- **Exercise goal**
From the entries below, copy every line where the string "CLOSE" appears.

- **Data for this task**
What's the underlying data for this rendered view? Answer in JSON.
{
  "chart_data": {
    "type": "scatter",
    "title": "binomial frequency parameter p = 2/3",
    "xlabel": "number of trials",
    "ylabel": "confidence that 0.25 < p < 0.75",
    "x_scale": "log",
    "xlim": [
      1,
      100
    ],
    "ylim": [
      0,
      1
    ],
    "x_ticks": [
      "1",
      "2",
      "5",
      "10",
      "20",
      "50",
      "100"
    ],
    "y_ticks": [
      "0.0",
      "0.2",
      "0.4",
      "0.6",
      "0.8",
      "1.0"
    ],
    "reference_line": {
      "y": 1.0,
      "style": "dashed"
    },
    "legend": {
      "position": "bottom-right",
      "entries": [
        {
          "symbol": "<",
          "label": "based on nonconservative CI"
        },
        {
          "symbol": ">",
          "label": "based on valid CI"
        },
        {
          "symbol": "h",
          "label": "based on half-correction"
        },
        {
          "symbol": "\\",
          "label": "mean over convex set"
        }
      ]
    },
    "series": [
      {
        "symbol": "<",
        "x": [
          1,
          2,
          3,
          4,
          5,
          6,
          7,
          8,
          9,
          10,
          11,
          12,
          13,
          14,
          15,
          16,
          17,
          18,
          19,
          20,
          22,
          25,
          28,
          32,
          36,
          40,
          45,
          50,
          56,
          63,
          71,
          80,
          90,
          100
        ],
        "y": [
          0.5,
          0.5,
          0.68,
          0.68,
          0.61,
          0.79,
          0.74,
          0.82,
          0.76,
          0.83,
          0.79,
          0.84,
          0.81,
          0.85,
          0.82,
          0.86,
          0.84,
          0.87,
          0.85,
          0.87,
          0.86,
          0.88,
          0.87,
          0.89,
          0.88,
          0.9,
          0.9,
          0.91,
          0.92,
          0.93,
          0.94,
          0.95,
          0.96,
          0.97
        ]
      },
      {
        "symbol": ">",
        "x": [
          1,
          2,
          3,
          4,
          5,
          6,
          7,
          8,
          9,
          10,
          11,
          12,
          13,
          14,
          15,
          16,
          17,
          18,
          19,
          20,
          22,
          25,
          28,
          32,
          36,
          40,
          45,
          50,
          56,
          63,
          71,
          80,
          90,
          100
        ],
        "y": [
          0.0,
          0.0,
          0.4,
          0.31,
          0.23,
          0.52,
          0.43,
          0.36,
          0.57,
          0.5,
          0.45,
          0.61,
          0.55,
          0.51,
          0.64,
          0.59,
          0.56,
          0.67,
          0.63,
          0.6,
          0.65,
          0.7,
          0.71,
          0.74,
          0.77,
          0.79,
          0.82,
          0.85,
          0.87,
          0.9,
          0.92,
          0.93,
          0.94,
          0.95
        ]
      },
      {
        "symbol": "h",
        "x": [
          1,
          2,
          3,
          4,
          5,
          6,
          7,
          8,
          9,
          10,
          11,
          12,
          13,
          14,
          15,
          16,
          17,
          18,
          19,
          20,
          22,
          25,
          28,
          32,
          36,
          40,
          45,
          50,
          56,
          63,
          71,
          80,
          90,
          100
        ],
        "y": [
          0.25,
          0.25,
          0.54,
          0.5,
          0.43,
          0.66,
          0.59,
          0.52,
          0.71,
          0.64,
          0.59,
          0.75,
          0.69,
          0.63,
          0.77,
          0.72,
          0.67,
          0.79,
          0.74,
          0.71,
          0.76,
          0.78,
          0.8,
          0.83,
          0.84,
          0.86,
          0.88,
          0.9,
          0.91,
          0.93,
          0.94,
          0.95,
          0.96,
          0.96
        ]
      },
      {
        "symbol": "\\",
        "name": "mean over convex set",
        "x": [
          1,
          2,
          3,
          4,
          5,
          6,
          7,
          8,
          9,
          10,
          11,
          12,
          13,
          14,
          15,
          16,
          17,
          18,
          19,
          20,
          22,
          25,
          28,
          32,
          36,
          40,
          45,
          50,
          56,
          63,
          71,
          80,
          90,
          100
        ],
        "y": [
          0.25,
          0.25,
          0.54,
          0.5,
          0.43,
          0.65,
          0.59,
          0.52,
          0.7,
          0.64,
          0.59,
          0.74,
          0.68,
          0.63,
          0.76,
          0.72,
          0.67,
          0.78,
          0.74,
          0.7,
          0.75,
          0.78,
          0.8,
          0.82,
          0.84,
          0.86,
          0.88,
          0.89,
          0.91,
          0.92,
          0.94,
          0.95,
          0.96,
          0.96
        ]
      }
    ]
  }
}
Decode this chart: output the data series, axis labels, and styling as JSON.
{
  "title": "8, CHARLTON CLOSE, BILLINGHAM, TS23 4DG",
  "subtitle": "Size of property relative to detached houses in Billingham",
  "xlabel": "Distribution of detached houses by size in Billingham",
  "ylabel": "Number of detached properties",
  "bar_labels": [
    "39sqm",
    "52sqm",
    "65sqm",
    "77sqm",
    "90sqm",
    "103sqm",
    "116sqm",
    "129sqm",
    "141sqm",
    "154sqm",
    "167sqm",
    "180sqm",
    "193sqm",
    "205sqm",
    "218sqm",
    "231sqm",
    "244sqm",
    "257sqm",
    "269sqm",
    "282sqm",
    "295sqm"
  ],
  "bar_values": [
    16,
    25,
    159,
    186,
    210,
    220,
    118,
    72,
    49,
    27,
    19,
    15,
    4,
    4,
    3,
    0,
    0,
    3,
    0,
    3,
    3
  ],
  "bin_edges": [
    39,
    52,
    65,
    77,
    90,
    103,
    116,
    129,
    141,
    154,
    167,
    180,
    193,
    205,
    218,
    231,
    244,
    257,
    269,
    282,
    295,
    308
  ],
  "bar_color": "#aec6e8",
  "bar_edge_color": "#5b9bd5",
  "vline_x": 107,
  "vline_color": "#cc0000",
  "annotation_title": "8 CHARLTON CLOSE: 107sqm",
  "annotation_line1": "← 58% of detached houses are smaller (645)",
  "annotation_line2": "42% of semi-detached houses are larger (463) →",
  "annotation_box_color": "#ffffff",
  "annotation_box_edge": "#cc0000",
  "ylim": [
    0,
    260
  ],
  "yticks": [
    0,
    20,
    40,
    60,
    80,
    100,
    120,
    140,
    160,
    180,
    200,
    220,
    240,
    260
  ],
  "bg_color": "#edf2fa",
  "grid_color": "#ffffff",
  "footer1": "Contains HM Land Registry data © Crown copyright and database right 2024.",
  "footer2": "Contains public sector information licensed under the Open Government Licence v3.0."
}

- **Task answer**
  "title": "8, CHARLTON CLOSE, BILLINGHAM, TS23 4DG",
  "annotation_title": "8 CHARLTON CLOSE: 107sqm",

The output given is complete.